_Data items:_
_ _ _
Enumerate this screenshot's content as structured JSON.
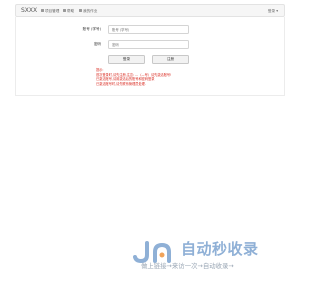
{
  "navbar": {
    "brand": "SXXX",
    "items": [
      {
        "label": "项目管理",
        "icon": "grid-icon"
      },
      {
        "label": "帮助",
        "icon": "info-icon"
      },
      {
        "label": "我的作业",
        "icon": "doc-icon"
      }
    ],
    "user_menu": "登录 ▾"
  },
  "form": {
    "account_label": "账号 (学号)",
    "account_placeholder": "账号 (学号)",
    "password_label": "密码",
    "password_placeholder": "密码",
    "login_button": "登录",
    "register_button": "注册"
  },
  "notice": {
    "title": "提示:",
    "lines": [
      "首次登录时,请先注册,注意: ...（—号）请先激活账号!",
      "已激活账号,请用激活后的账号和密码登录",
      "已激活账号时,请先联系管理员处理."
    ]
  },
  "watermark": {
    "title": "自动秒收录",
    "subtitle": "做上链接→来访一次→自动收录→"
  },
  "colors": {
    "accent_red": "#d9261c",
    "watermark_blue": "#8fb0d6"
  }
}
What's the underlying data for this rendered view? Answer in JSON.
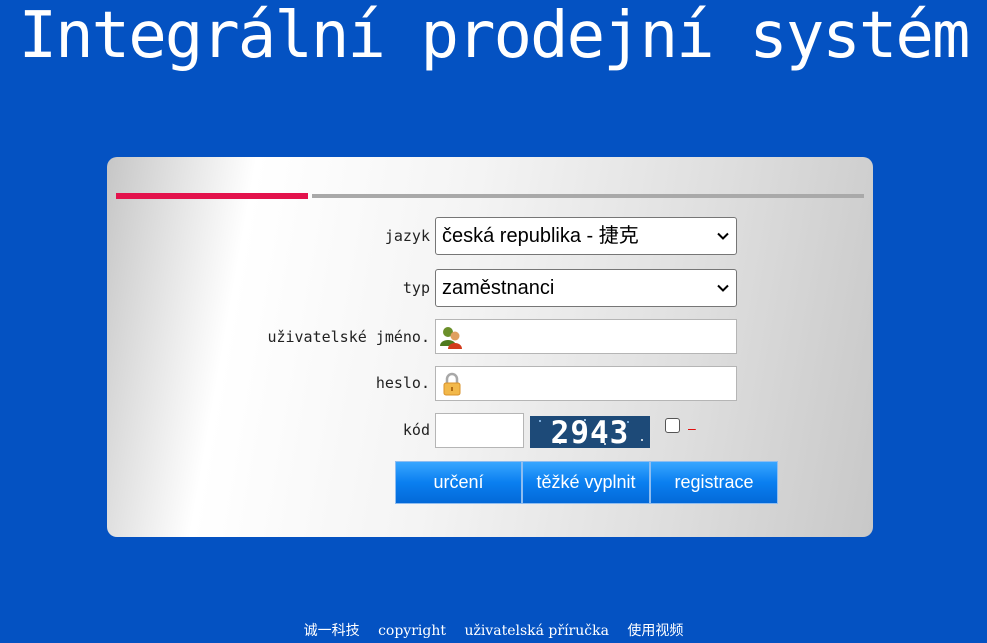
{
  "app": {
    "title": "Integrální prodejní systém"
  },
  "form": {
    "language": {
      "label": "jazyk",
      "value": "česká republika - 捷克"
    },
    "type": {
      "label": "typ",
      "value": "zaměstnanci"
    },
    "username": {
      "label": "uživatelské jméno.",
      "value": ""
    },
    "password": {
      "label": "heslo.",
      "value": ""
    },
    "code": {
      "label": "kód",
      "value": "",
      "captcha": "2943",
      "dash": "–"
    },
    "buttons": {
      "submit": "určení",
      "hard_fill": "těžké vyplnit",
      "register": "registrace"
    }
  },
  "footer": {
    "company": "诚一科技",
    "copyright": "copyright",
    "manual": "uživatelská příručka",
    "video": "使用视频"
  },
  "colors": {
    "background": "#0452c2",
    "accent_bar": "#e3124c",
    "button": "#0a7ff0"
  },
  "icons": {
    "username": "user-icon",
    "password": "lock-icon",
    "select": "chevron-down-icon"
  }
}
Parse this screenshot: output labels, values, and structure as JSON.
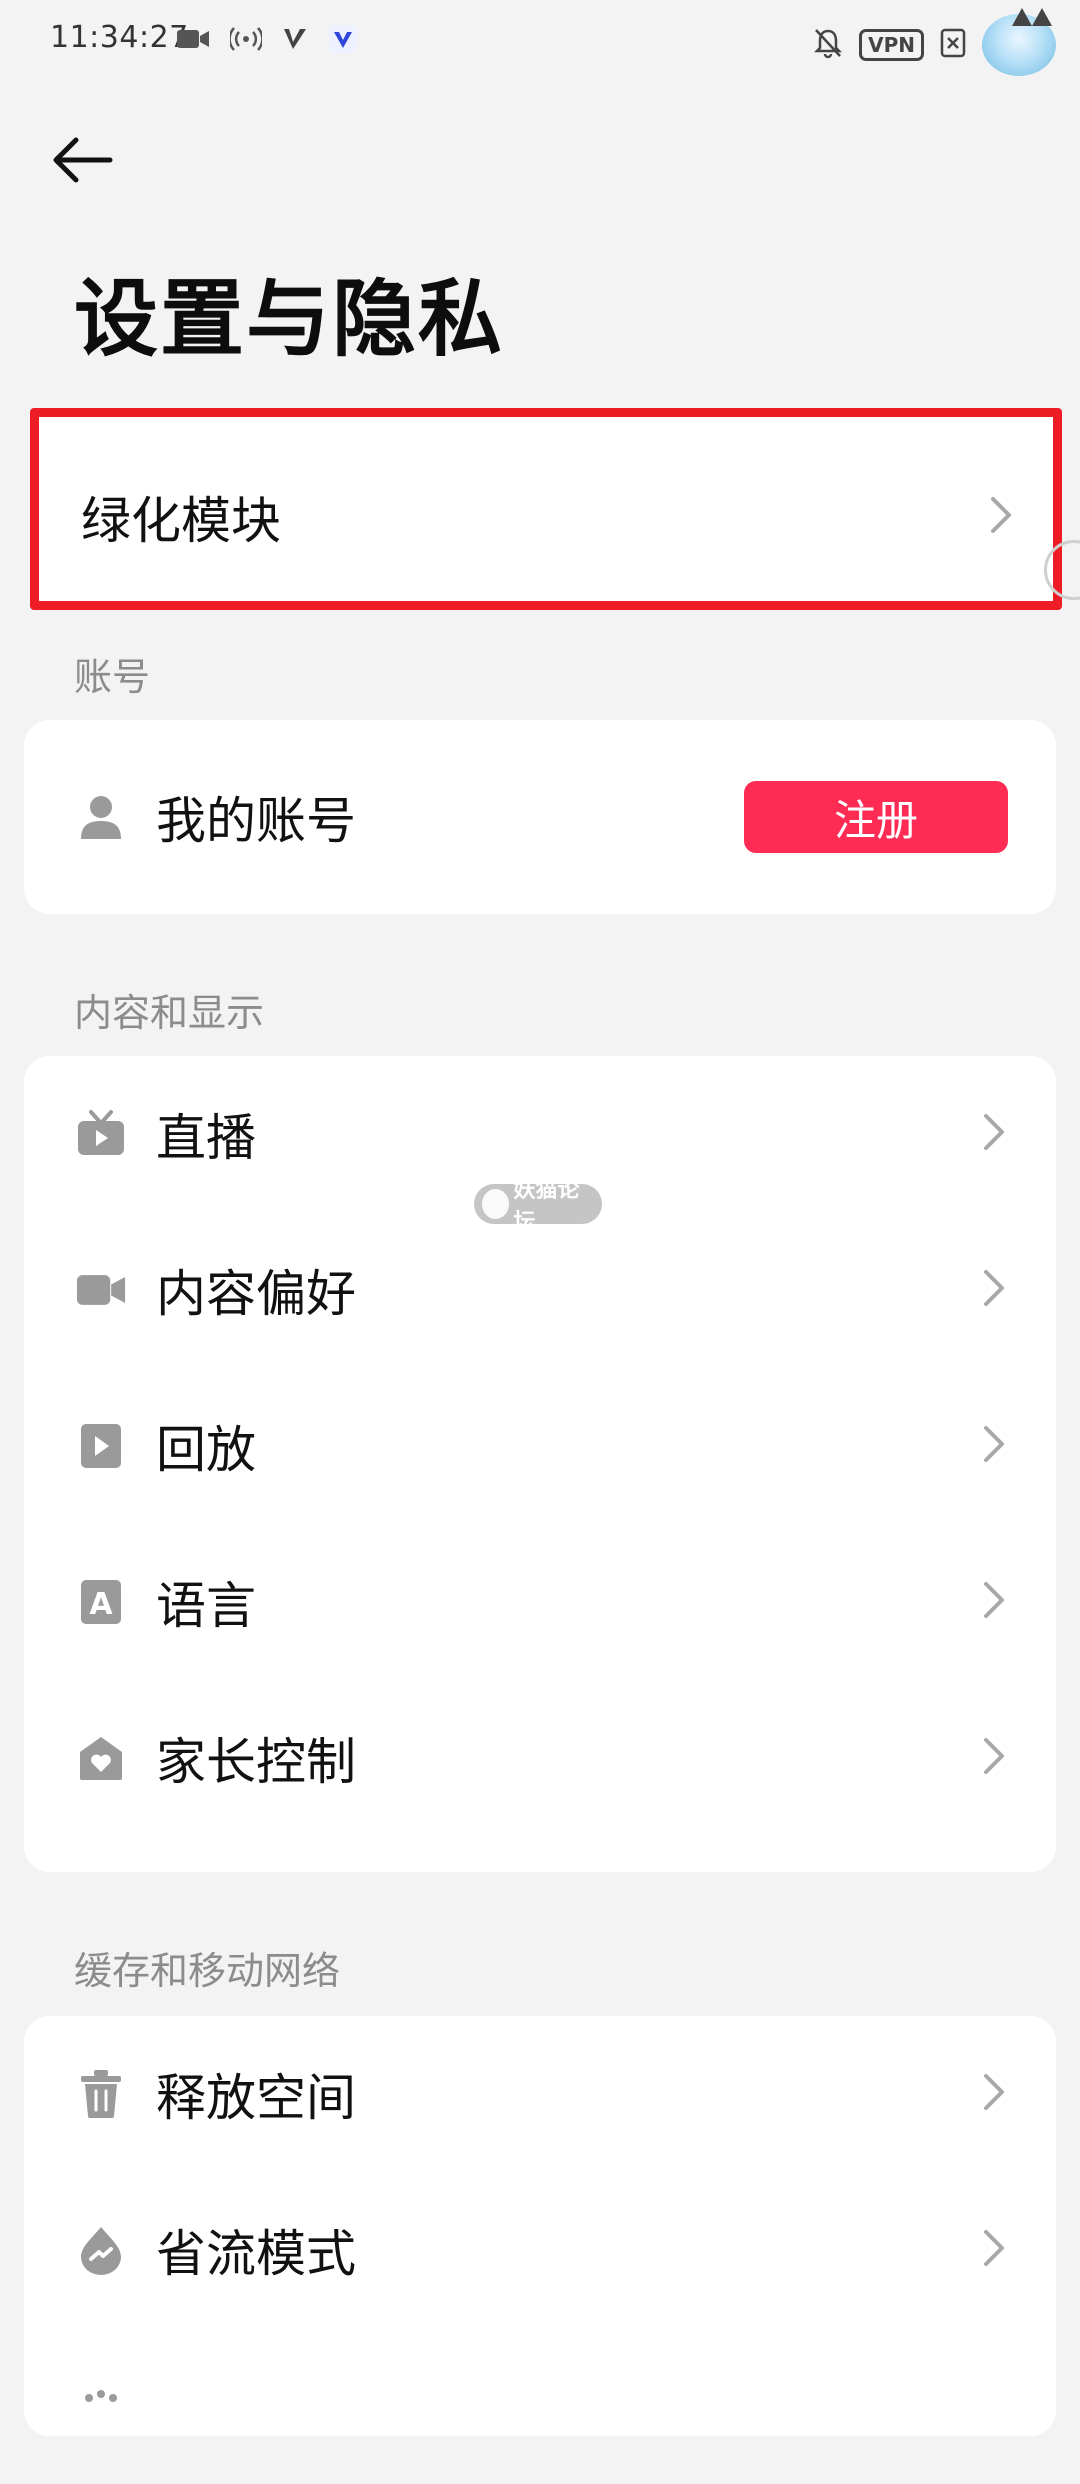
{
  "status_bar": {
    "time": "11:34:27",
    "left_icons": [
      "video-camera-icon",
      "hotspot-icon",
      "v-logo-icon",
      "blue-v-app-icon"
    ],
    "right_icons": [
      "muted-bell-icon",
      "vpn-icon",
      "x-notification-icon",
      "anime-avatar"
    ],
    "vpn_label": "VPN"
  },
  "header": {
    "back_icon": "arrow-left-icon",
    "title": "设置与隐私"
  },
  "highlighted_item": {
    "label": "绿化模块",
    "icon": "chevron-right-icon",
    "outline_color": "#ee1d25"
  },
  "sections": {
    "account": {
      "label": "账号",
      "items": [
        {
          "label": "我的账号",
          "icon": "user-icon",
          "action_label": "注册"
        }
      ]
    },
    "content_display": {
      "label": "内容和显示",
      "items": [
        {
          "label": "直播",
          "icon": "tv-icon"
        },
        {
          "label": "内容偏好",
          "icon": "video-camera-icon"
        },
        {
          "label": "回放",
          "icon": "play-icon"
        },
        {
          "label": "语言",
          "icon": "language-icon",
          "icon_glyph": "A"
        },
        {
          "label": "家长控制",
          "icon": "house-heart-icon"
        }
      ]
    },
    "cache_network": {
      "label": "缓存和移动网络",
      "items": [
        {
          "label": "释放空间",
          "icon": "trash-icon"
        },
        {
          "label": "省流模式",
          "icon": "data-saver-icon"
        }
      ]
    }
  },
  "watermark": {
    "text": "妖猫论坛"
  },
  "colors": {
    "background": "#f3f3f3",
    "card": "#ffffff",
    "accent_pink": "#fe2c55",
    "icon_gray": "#9a9a9a",
    "chevron_gray": "#a8a8a8",
    "section_label_gray": "#8c8c8c"
  }
}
_ _ _
_Description of the task:_ Retype each line of the listing above word for word. Exclude the pictures.

_Expected output:_
Enumerate this screenshot's content as structured JSON.
{
  "navbar": {
    "brand": "SXXX",
    "items": [
      {
        "label": "项目管理",
        "icon": "grid-icon"
      },
      {
        "label": "帮助",
        "icon": "info-icon"
      },
      {
        "label": "我的作业",
        "icon": "doc-icon"
      }
    ],
    "user_menu": "登录 ▾"
  },
  "form": {
    "account_label": "账号 (学号)",
    "account_placeholder": "账号 (学号)",
    "password_label": "密码",
    "password_placeholder": "密码",
    "login_button": "登录",
    "register_button": "注册"
  },
  "notice": {
    "title": "提示:",
    "lines": [
      "首次登录时,请先注册,注意: ...（—号）请先激活账号!",
      "已激活账号,请用激活后的账号和密码登录",
      "已激活账号时,请先联系管理员处理."
    ]
  },
  "watermark": {
    "title": "自动秒收录",
    "subtitle": "做上链接→来访一次→自动收录→"
  },
  "colors": {
    "accent_red": "#d9261c",
    "watermark_blue": "#8fb0d6"
  }
}
What's the underlying data for this rendered view? Answer in JSON.
{
  "app": {
    "title": "Integrální prodejní systém"
  },
  "form": {
    "language": {
      "label": "jazyk",
      "value": "česká republika - 捷克"
    },
    "type": {
      "label": "typ",
      "value": "zaměstnanci"
    },
    "username": {
      "label": "uživatelské jméno.",
      "value": ""
    },
    "password": {
      "label": "heslo.",
      "value": ""
    },
    "code": {
      "label": "kód",
      "value": "",
      "captcha": "2943",
      "dash": "–"
    },
    "buttons": {
      "submit": "určení",
      "hard_fill": "těžké vyplnit",
      "register": "registrace"
    }
  },
  "footer": {
    "company": "诚一科技",
    "copyright": "copyright",
    "manual": "uživatelská příručka",
    "video": "使用视频"
  },
  "colors": {
    "background": "#0452c2",
    "accent_bar": "#e3124c",
    "button": "#0a7ff0"
  },
  "icons": {
    "username": "user-icon",
    "password": "lock-icon",
    "select": "chevron-down-icon"
  }
}
Parse this screenshot: output labels, values, and structure as JSON.
{
  "status_bar": {
    "time": "11:34:27",
    "left_icons": [
      "video-camera-icon",
      "hotspot-icon",
      "v-logo-icon",
      "blue-v-app-icon"
    ],
    "right_icons": [
      "muted-bell-icon",
      "vpn-icon",
      "x-notification-icon",
      "anime-avatar"
    ],
    "vpn_label": "VPN"
  },
  "header": {
    "back_icon": "arrow-left-icon",
    "title": "设置与隐私"
  },
  "highlighted_item": {
    "label": "绿化模块",
    "icon": "chevron-right-icon",
    "outline_color": "#ee1d25"
  },
  "sections": {
    "account": {
      "label": "账号",
      "items": [
        {
          "label": "我的账号",
          "icon": "user-icon",
          "action_label": "注册"
        }
      ]
    },
    "content_display": {
      "label": "内容和显示",
      "items": [
        {
          "label": "直播",
          "icon": "tv-icon"
        },
        {
          "label": "内容偏好",
          "icon": "video-camera-icon"
        },
        {
          "label": "回放",
          "icon": "play-icon"
        },
        {
          "label": "语言",
          "icon": "language-icon",
          "icon_glyph": "A"
        },
        {
          "label": "家长控制",
          "icon": "house-heart-icon"
        }
      ]
    },
    "cache_network": {
      "label": "缓存和移动网络",
      "items": [
        {
          "label": "释放空间",
          "icon": "trash-icon"
        },
        {
          "label": "省流模式",
          "icon": "data-saver-icon"
        }
      ]
    }
  },
  "watermark": {
    "text": "妖猫论坛"
  },
  "colors": {
    "background": "#f3f3f3",
    "card": "#ffffff",
    "accent_pink": "#fe2c55",
    "icon_gray": "#9a9a9a",
    "chevron_gray": "#a8a8a8",
    "section_label_gray": "#8c8c8c"
  }
}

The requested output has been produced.